### RECORDS TO USE

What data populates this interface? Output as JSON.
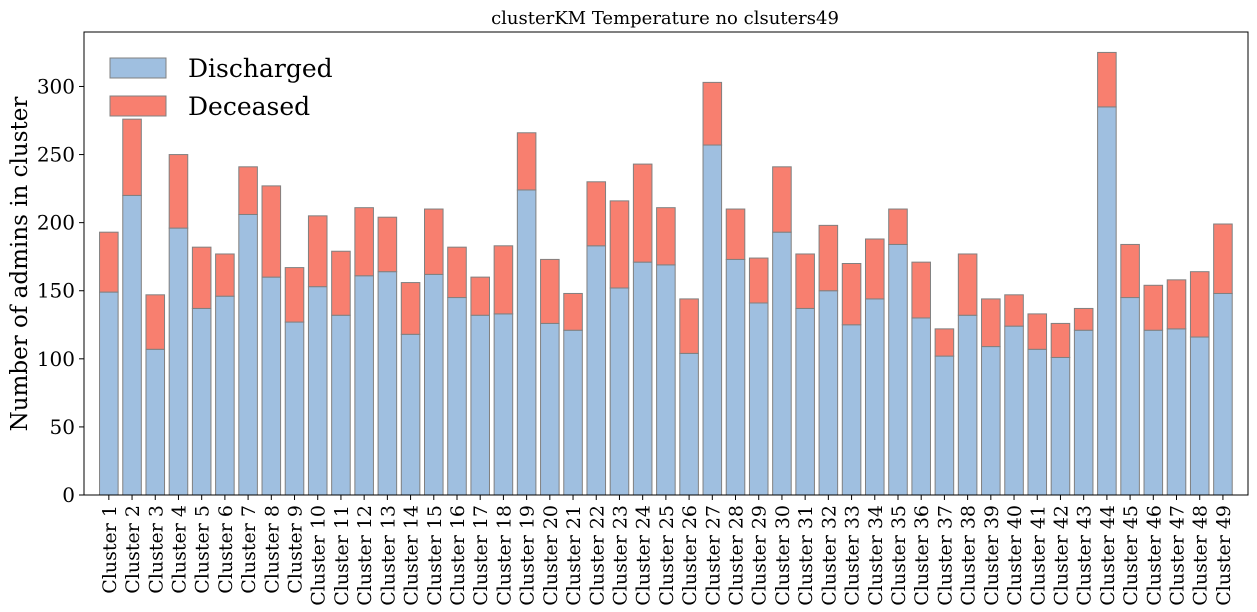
{
  "chart_data": {
    "type": "bar",
    "stacked": true,
    "title": "clusterKM Temperature no clsuters49",
    "xlabel": "",
    "ylabel": "Number of admins in cluster",
    "ylim": [
      0,
      340
    ],
    "yticks": [
      0,
      50,
      100,
      150,
      200,
      250,
      300
    ],
    "grid": false,
    "legend_position": "top-left",
    "categories": [
      "Cluster 1",
      "Cluster 2",
      "Cluster 3",
      "Cluster 4",
      "Cluster 5",
      "Cluster 6",
      "Cluster 7",
      "Cluster 8",
      "Cluster 9",
      "Cluster 10",
      "Cluster 11",
      "Cluster 12",
      "Cluster 13",
      "Cluster 14",
      "Cluster 15",
      "Cluster 16",
      "Cluster 17",
      "Cluster 18",
      "Cluster 19",
      "Cluster 20",
      "Cluster 21",
      "Cluster 22",
      "Cluster 23",
      "Cluster 24",
      "Cluster 25",
      "Cluster 26",
      "Cluster 27",
      "Cluster 28",
      "Cluster 29",
      "Cluster 30",
      "Cluster 31",
      "Cluster 32",
      "Cluster 33",
      "Cluster 34",
      "Cluster 35",
      "Cluster 36",
      "Cluster 37",
      "Cluster 38",
      "Cluster 39",
      "Cluster 40",
      "Cluster 41",
      "Cluster 42",
      "Cluster 43",
      "Cluster 44",
      "Cluster 45",
      "Cluster 46",
      "Cluster 47",
      "Cluster 48",
      "Cluster 49"
    ],
    "series": [
      {
        "name": "Discharged",
        "color": "#9fbfe0",
        "values": [
          149,
          220,
          107,
          196,
          137,
          146,
          206,
          160,
          127,
          153,
          132,
          161,
          164,
          118,
          162,
          145,
          132,
          133,
          224,
          126,
          121,
          183,
          152,
          171,
          169,
          104,
          257,
          173,
          141,
          193,
          137,
          150,
          125,
          144,
          184,
          130,
          102,
          132,
          109,
          124,
          107,
          101,
          121,
          285,
          145,
          121,
          122,
          116,
          148
        ]
      },
      {
        "name": "Deceased",
        "color": "#f87f6f",
        "values": [
          44,
          56,
          40,
          54,
          45,
          31,
          35,
          67,
          40,
          52,
          47,
          50,
          40,
          38,
          48,
          37,
          28,
          50,
          42,
          47,
          27,
          47,
          64,
          72,
          42,
          40,
          46,
          37,
          33,
          48,
          40,
          48,
          45,
          44,
          26,
          41,
          20,
          45,
          35,
          23,
          26,
          25,
          16,
          40,
          39,
          33,
          36,
          48,
          51
        ]
      }
    ]
  }
}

######

Repeat the material above verbatim, with no pictures in the output.

What data populates this interface? Output as JSON.
{
  "chart_data": {
    "type": "bar",
    "stacked": true,
    "title": "clusterKM Temperature no clsuters49",
    "xlabel": "",
    "ylabel": "Number of admins in cluster",
    "ylim": [
      0,
      340
    ],
    "yticks": [
      0,
      50,
      100,
      150,
      200,
      250,
      300
    ],
    "grid": false,
    "legend_position": "top-left",
    "categories": [
      "Cluster 1",
      "Cluster 2",
      "Cluster 3",
      "Cluster 4",
      "Cluster 5",
      "Cluster 6",
      "Cluster 7",
      "Cluster 8",
      "Cluster 9",
      "Cluster 10",
      "Cluster 11",
      "Cluster 12",
      "Cluster 13",
      "Cluster 14",
      "Cluster 15",
      "Cluster 16",
      "Cluster 17",
      "Cluster 18",
      "Cluster 19",
      "Cluster 20",
      "Cluster 21",
      "Cluster 22",
      "Cluster 23",
      "Cluster 24",
      "Cluster 25",
      "Cluster 26",
      "Cluster 27",
      "Cluster 28",
      "Cluster 29",
      "Cluster 30",
      "Cluster 31",
      "Cluster 32",
      "Cluster 33",
      "Cluster 34",
      "Cluster 35",
      "Cluster 36",
      "Cluster 37",
      "Cluster 38",
      "Cluster 39",
      "Cluster 40",
      "Cluster 41",
      "Cluster 42",
      "Cluster 43",
      "Cluster 44",
      "Cluster 45",
      "Cluster 46",
      "Cluster 47",
      "Cluster 48",
      "Cluster 49"
    ],
    "series": [
      {
        "name": "Discharged",
        "color": "#9fbfe0",
        "values": [
          149,
          220,
          107,
          196,
          137,
          146,
          206,
          160,
          127,
          153,
          132,
          161,
          164,
          118,
          162,
          145,
          132,
          133,
          224,
          126,
          121,
          183,
          152,
          171,
          169,
          104,
          257,
          173,
          141,
          193,
          137,
          150,
          125,
          144,
          184,
          130,
          102,
          132,
          109,
          124,
          107,
          101,
          121,
          285,
          145,
          121,
          122,
          116,
          148
        ]
      },
      {
        "name": "Deceased",
        "color": "#f87f6f",
        "values": [
          44,
          56,
          40,
          54,
          45,
          31,
          35,
          67,
          40,
          52,
          47,
          50,
          40,
          38,
          48,
          37,
          28,
          50,
          42,
          47,
          27,
          47,
          64,
          72,
          42,
          40,
          46,
          37,
          33,
          48,
          40,
          48,
          45,
          44,
          26,
          41,
          20,
          45,
          35,
          23,
          26,
          25,
          16,
          40,
          39,
          33,
          36,
          48,
          51
        ]
      }
    ]
  }
}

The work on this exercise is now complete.